Problem - Transcribe the data that follows precisely, omitting nothing.

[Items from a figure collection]
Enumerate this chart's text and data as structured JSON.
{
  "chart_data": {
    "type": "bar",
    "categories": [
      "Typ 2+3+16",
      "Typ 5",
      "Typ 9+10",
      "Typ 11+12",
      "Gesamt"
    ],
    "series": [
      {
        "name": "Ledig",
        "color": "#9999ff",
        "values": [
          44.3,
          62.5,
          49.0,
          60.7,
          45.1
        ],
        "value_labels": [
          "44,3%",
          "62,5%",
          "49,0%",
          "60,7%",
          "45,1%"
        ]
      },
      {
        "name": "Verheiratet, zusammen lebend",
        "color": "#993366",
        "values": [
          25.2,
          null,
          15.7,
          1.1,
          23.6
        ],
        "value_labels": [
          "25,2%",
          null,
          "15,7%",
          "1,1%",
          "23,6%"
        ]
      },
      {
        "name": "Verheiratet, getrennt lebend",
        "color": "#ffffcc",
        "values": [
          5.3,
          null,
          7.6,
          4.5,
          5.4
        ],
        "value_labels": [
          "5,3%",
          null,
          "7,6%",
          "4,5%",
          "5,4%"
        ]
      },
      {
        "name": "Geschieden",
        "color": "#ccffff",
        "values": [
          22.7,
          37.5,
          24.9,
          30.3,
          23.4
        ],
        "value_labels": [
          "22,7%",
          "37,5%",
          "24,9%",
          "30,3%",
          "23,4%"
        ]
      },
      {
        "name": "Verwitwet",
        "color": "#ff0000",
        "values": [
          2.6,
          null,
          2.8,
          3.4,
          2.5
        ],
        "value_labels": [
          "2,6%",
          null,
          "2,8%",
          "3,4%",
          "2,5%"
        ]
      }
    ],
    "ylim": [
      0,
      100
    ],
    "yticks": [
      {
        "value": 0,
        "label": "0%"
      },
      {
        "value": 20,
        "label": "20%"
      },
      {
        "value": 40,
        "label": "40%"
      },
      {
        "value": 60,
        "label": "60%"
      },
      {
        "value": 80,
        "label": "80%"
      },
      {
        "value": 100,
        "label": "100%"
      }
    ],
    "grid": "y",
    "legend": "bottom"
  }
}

Finished exercise -
Enumerate this chart's text and data as structured JSON.
{
  "chart_data": {
    "type": "bar",
    "categories": [
      "Typ 2+3+16",
      "Typ 5",
      "Typ 9+10",
      "Typ 11+12",
      "Gesamt"
    ],
    "series": [
      {
        "name": "Ledig",
        "color": "#9999ff",
        "values": [
          44.3,
          62.5,
          49.0,
          60.7,
          45.1
        ],
        "value_labels": [
          "44,3%",
          "62,5%",
          "49,0%",
          "60,7%",
          "45,1%"
        ]
      },
      {
        "name": "Verheiratet, zusammen lebend",
        "color": "#993366",
        "values": [
          25.2,
          null,
          15.7,
          1.1,
          23.6
        ],
        "value_labels": [
          "25,2%",
          null,
          "15,7%",
          "1,1%",
          "23,6%"
        ]
      },
      {
        "name": "Verheiratet, getrennt lebend",
        "color": "#ffffcc",
        "values": [
          5.3,
          null,
          7.6,
          4.5,
          5.4
        ],
        "value_labels": [
          "5,3%",
          null,
          "7,6%",
          "4,5%",
          "5,4%"
        ]
      },
      {
        "name": "Geschieden",
        "color": "#ccffff",
        "values": [
          22.7,
          37.5,
          24.9,
          30.3,
          23.4
        ],
        "value_labels": [
          "22,7%",
          "37,5%",
          "24,9%",
          "30,3%",
          "23,4%"
        ]
      },
      {
        "name": "Verwitwet",
        "color": "#ff0000",
        "values": [
          2.6,
          null,
          2.8,
          3.4,
          2.5
        ],
        "value_labels": [
          "2,6%",
          null,
          "2,8%",
          "3,4%",
          "2,5%"
        ]
      }
    ],
    "ylim": [
      0,
      100
    ],
    "yticks": [
      {
        "value": 0,
        "label": "0%"
      },
      {
        "value": 20,
        "label": "20%"
      },
      {
        "value": 40,
        "label": "40%"
      },
      {
        "value": 60,
        "label": "60%"
      },
      {
        "value": 80,
        "label": "80%"
      },
      {
        "value": 100,
        "label": "100%"
      }
    ],
    "grid": "y",
    "legend": "bottom"
  }
}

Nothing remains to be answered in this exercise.